(Records)
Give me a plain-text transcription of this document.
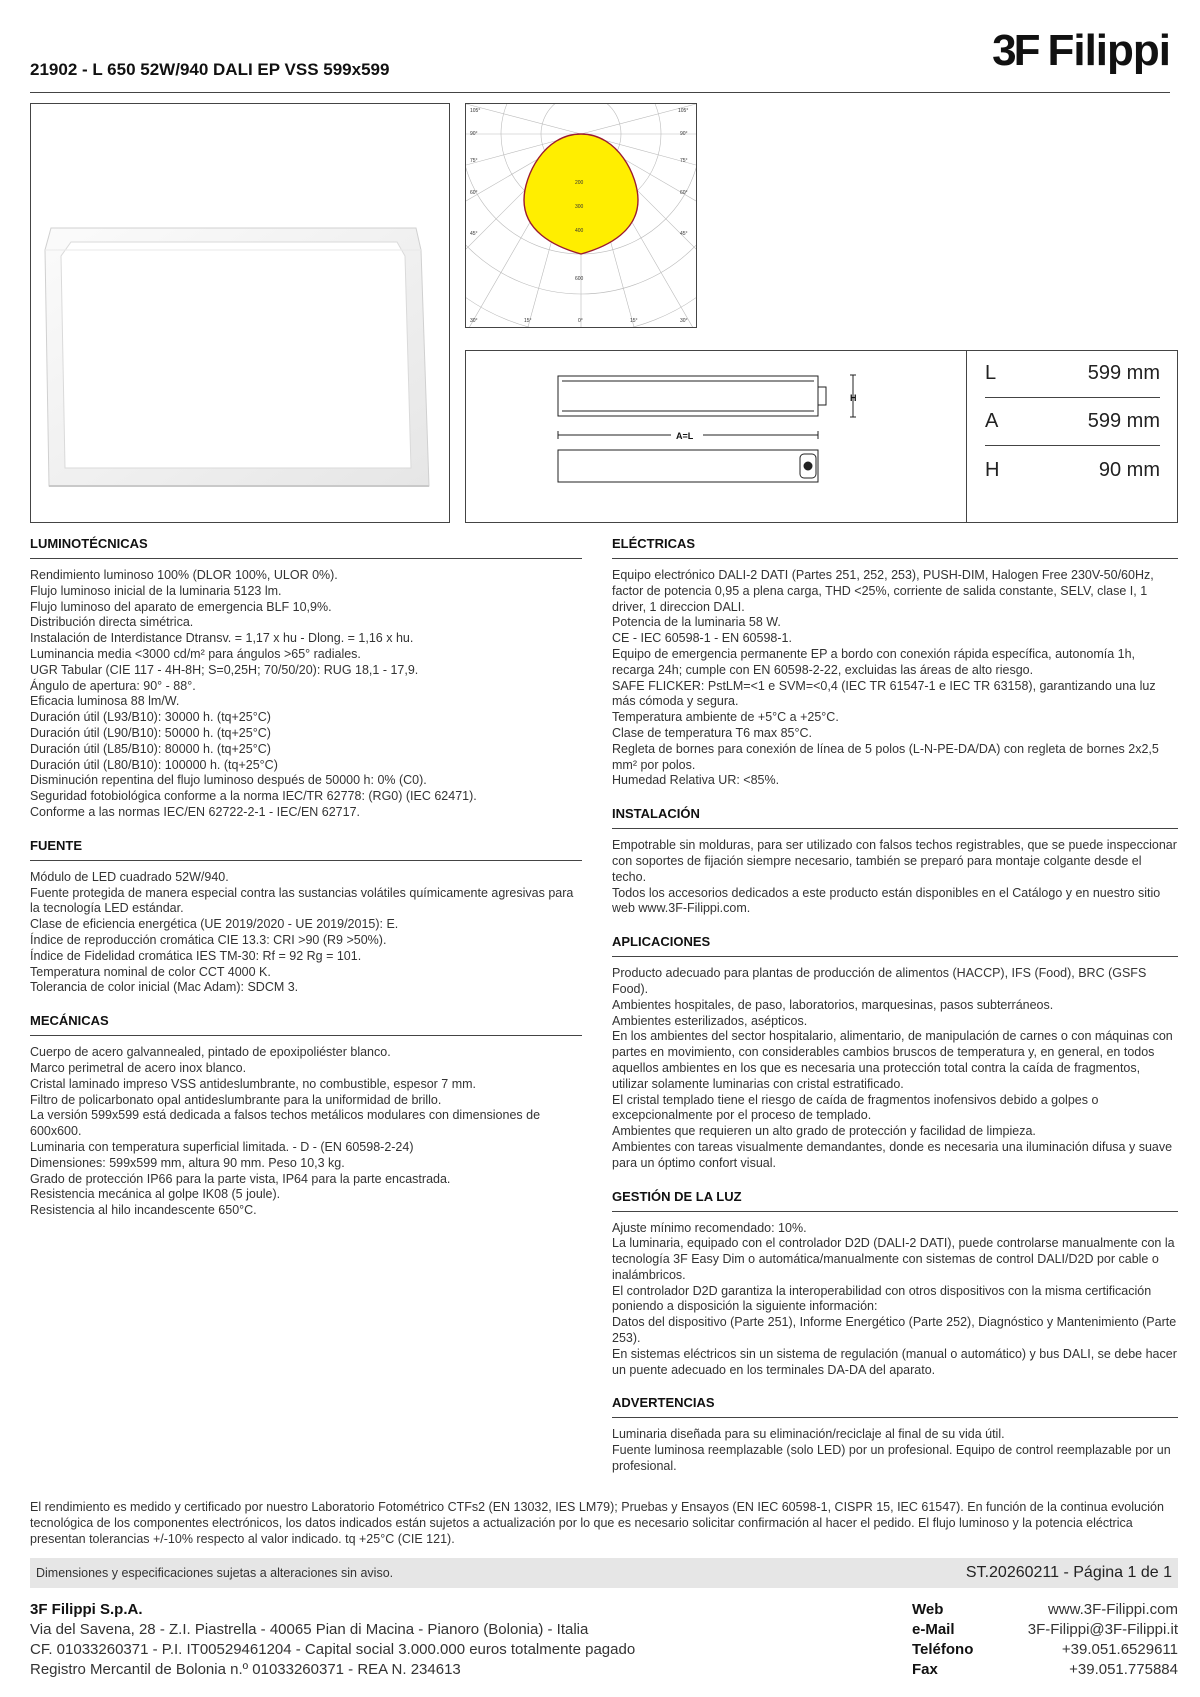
21902 - L 650 52W/940 DALI EP VSS 599x599	3F Filippi
105°	105°
90°	90°
75°	75°
60°	60°
45°	45°
200
300
400
600
30°	15°	0°	15°	30°
H
A=L
L	599 mm
A	599 mm
H	90 mm
LUMINOTÉCNICAS

Rendimiento luminoso 100% (DLOR 100%, ULOR 0%).

Flujo luminoso inicial de la luminaria 5123 lm.

Flujo luminoso del aparato de emergencia BLF 10,9%.

Distribución directa simétrica.

Instalación de Interdistance Dtransv. = 1,17 x hu - Dlong. = 1,16 x hu.

Luminancia media <3000 cd/m² para ángulos >65° radiales.

UGR Tabular (CIE 117 - 4H-8H; S=0,25H; 70/50/20): RUG 18,1 - 17,9.

Ángulo de apertura: 90° - 88°.

Eficacia luminosa 88 lm/W.

Duración útil (L93/B10): 30000 h. (tq+25°C)

Duración útil (L90/B10): 50000 h. (tq+25°C)

Duración útil (L85/B10): 80000 h. (tq+25°C)

Duración útil (L80/B10): 100000 h. (tq+25°C)

Disminución repentina del flujo luminoso después de 50000 h: 0% (C0).

Seguridad fotobiológica conforme a la norma IEC/TR 62778: (RG0) (IEC 62471).

Conforme a las normas IEC/EN 62722-2-1 - IEC/EN 62717.

FUENTE

Módulo de LED cuadrado 52W/940.

Fuente protegida de manera especial contra las sustancias volátiles químicamente agresivas para la tecnología LED estándar.

Clase de eficiencia energética (UE 2019/2020 - UE 2019/2015): E.

Índice de reproducción cromática CIE 13.3: CRI >90 (R9 >50%).

Índice de Fidelidad cromática IES TM-30: Rf = 92 Rg = 101.

Temperatura nominal de color CCT 4000 K.

Tolerancia de color inicial (Mac Adam): SDCM 3.

MECÁNICAS

Cuerpo de acero galvannealed, pintado de epoxipoliéster blanco.

Marco perimetral de acero inox blanco.

Cristal laminado impreso VSS antideslumbrante, no combustible, espesor 7 mm.

Filtro de policarbonato opal antideslumbrante para la uniformidad de brillo.

La versión 599x599 está dedicada a falsos techos metálicos modulares con dimensiones de 600x600.

Luminaria con temperatura superficial limitada. - D - (EN 60598-2-24)

Dimensiones: 599x599 mm, altura 90 mm. Peso 10,3 kg.

Grado de protección IP66 para la parte vista, IP64 para la parte encastrada.

Resistencia mecánica al golpe IK08 (5 joule).

Resistencia al hilo incandescente 650°C.

ELÉCTRICAS

Equipo electrónico DALI-2 DATI (Partes 251, 252, 253), PUSH-DIM, Halogen Free 230V-50/60Hz, factor de potencia 0,95 a plena carga, THD <25%, corriente de salida constante, SELV, clase I, 1 driver, 1 direccion DALI.

Potencia de la luminaria 58 W.

CE - IEC 60598-1 - EN 60598-1.

Equipo de emergencia permanente EP a bordo con conexión rápida específica, autonomía 1h, recarga 24h; cumple con EN 60598-2-22, excluidas las áreas de alto riesgo.

SAFE FLICKER: PstLM=<1 e SVM=<0,4 (IEC TR 61547-1 e IEC TR 63158), garantizando una luz más cómoda y segura.

Temperatura ambiente de +5°C a +25°C.

Clase de temperatura T6 max 85°C.

Regleta de bornes para conexión de línea de 5 polos (L-N-PE-DA/DA) con regleta de bornes 2x2,5 mm² por polos.

Humedad Relativa UR: <85%.

INSTALACIÓN

Empotrable sin molduras, para ser utilizado con falsos techos registrables, que se puede inspeccionar con soportes de fijación siempre necesario, también se preparó para montaje colgante desde el techo.

Todos los accesorios dedicados a este producto están disponibles en el Catálogo y en nuestro sitio web www.3F-Filippi.com.

APLICACIONES

Producto adecuado para plantas de producción de alimentos (HACCP), IFS (Food), BRC (GSFS Food).

Ambientes hospitales, de paso, laboratorios, marquesinas, pasos subterráneos.

Ambientes esterilizados, asépticos.

En los ambientes del sector hospitalario, alimentario, de manipulación de carnes o con máquinas con partes en movimiento, con considerables cambios bruscos de temperatura y, en general, en todos aquellos ambientes en los que es necesaria una protección total contra la caída de fragmentos, utilizar solamente luminarias con cristal estratificado.

El cristal templado tiene el riesgo de caída de fragmentos inofensivos debido a golpes o excepcionalmente por el proceso de templado.

Ambientes que requieren un alto grado de protección y facilidad de limpieza.

Ambientes con tareas visualmente demandantes, donde es necesaria una iluminación difusa y suave para un óptimo confort visual.

GESTIÓN DE LA LUZ

Ajuste mínimo recomendado: 10%.

La luminaria, equipado con el controlador D2D (DALI-2 DATI), puede controlarse manualmente con la tecnología 3F Easy Dim o automática/manualmente con sistemas de control DALI/D2D por cable o inalámbricos.

El controlador D2D garantiza la interoperabilidad con otros dispositivos con la misma certificación poniendo a disposición la siguiente información:

Datos del dispositivo (Parte 251), Informe Energético (Parte 252), Diagnóstico y Mantenimiento (Parte 253).

En sistemas eléctricos sin un sistema de regulación (manual o automático) y bus DALI, se debe hacer un puente adecuado en los terminales DA-DA del aparato.

ADVERTENCIAS

Luminaria diseñada para su eliminación/reciclaje al final de su vida útil.

Fuente luminosa reemplazable (solo LED) por un profesional. Equipo de control reemplazable por un profesional.

El rendimiento es medido y certificado por nuestro Laboratorio Fotométrico CTFs2 (EN 13032, IES LM79); Pruebas y Ensayos (EN IEC 60598-1, CISPR 15, IEC 61547). En función de la continua evolución tecnológica de los componentes electrónicos, los datos indicados están sujetos a actualización por lo que es necesario solicitar confirmación al hacer el pedido. El flujo luminoso y la potencia eléctrica presentan tolerancias +/-10% respecto al valor indicado. tq +25°C (CIE 121).
Dimensiones y especificaciones sujetas a alteraciones sin aviso.	ST.20260211 - Página 1 de 1
3F Filippi S.p.A.
Via del Savena, 28 - Z.I. Piastrella - 40065 Pian di Macina - Pianoro (Bolonia) - Italia
CF. 01033260371 - P.I. IT00529461204 - Capital social 3.000.000 euros totalmente pagado
Registro Mercantil de Bolonia n.º 01033260371 - REA N. 234613
Web	www.3F-Filippi.com
e-Mail	3F-Filippi@3F-Filippi.it
Teléfono	+39.051.6529611
Fax	+39.051.775884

• [Set exercise]
Pick out each line above that includes "acero" and show it.

• [Answer for the task]
Cuerpo de acero galvannealed, pintado de epoxipoliéster blanco.
Marco perimetral de acero inox blanco.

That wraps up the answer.